Request -> Return the material exactly as supplied, apart from the pictures, which are omitted.

[start]

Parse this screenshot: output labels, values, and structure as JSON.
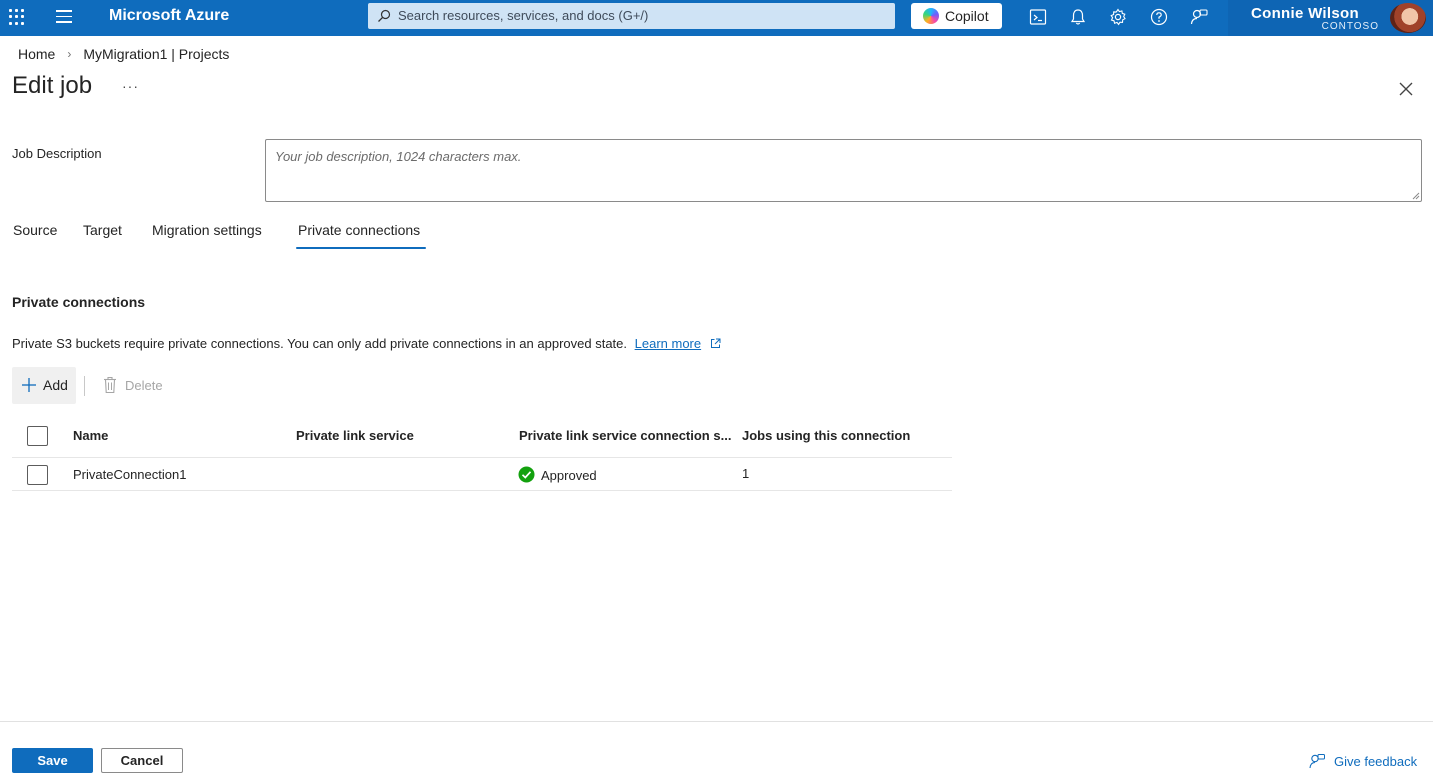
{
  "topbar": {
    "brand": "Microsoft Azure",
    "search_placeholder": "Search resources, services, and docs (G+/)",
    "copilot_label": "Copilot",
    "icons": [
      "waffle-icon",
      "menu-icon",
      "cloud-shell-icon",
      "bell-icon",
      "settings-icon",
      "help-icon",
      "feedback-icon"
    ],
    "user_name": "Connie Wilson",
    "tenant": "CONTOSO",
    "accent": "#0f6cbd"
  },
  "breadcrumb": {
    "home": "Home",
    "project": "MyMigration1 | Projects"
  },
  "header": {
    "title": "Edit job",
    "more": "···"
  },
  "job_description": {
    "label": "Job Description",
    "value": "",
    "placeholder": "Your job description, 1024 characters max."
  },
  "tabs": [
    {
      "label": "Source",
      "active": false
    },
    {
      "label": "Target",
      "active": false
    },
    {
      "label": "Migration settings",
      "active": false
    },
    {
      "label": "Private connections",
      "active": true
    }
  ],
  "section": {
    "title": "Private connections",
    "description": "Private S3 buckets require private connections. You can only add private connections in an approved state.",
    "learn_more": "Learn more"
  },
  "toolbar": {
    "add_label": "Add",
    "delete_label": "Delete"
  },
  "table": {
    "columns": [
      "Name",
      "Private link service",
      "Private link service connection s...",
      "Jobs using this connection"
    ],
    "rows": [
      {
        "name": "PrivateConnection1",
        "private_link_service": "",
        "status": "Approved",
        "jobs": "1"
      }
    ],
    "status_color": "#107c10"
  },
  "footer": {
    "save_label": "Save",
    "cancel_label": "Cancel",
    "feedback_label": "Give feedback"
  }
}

[end]

Finished answer ->
Parse this screenshot: output labels, values, and structure as JSON.
{
  "topbar": {
    "brand": "Microsoft Azure",
    "search_placeholder": "Search resources, services, and docs (G+/)",
    "copilot_label": "Copilot",
    "icons": [
      "waffle-icon",
      "menu-icon",
      "cloud-shell-icon",
      "bell-icon",
      "settings-icon",
      "help-icon",
      "feedback-icon"
    ],
    "user_name": "Connie Wilson",
    "tenant": "CONTOSO",
    "accent": "#0f6cbd"
  },
  "breadcrumb": {
    "home": "Home",
    "project": "MyMigration1 | Projects"
  },
  "header": {
    "title": "Edit job",
    "more": "···"
  },
  "job_description": {
    "label": "Job Description",
    "value": "",
    "placeholder": "Your job description, 1024 characters max."
  },
  "tabs": [
    {
      "label": "Source",
      "active": false
    },
    {
      "label": "Target",
      "active": false
    },
    {
      "label": "Migration settings",
      "active": false
    },
    {
      "label": "Private connections",
      "active": true
    }
  ],
  "section": {
    "title": "Private connections",
    "description": "Private S3 buckets require private connections. You can only add private connections in an approved state.",
    "learn_more": "Learn more"
  },
  "toolbar": {
    "add_label": "Add",
    "delete_label": "Delete"
  },
  "table": {
    "columns": [
      "Name",
      "Private link service",
      "Private link service connection s...",
      "Jobs using this connection"
    ],
    "rows": [
      {
        "name": "PrivateConnection1",
        "private_link_service": "",
        "status": "Approved",
        "jobs": "1"
      }
    ],
    "status_color": "#107c10"
  },
  "footer": {
    "save_label": "Save",
    "cancel_label": "Cancel",
    "feedback_label": "Give feedback"
  }
}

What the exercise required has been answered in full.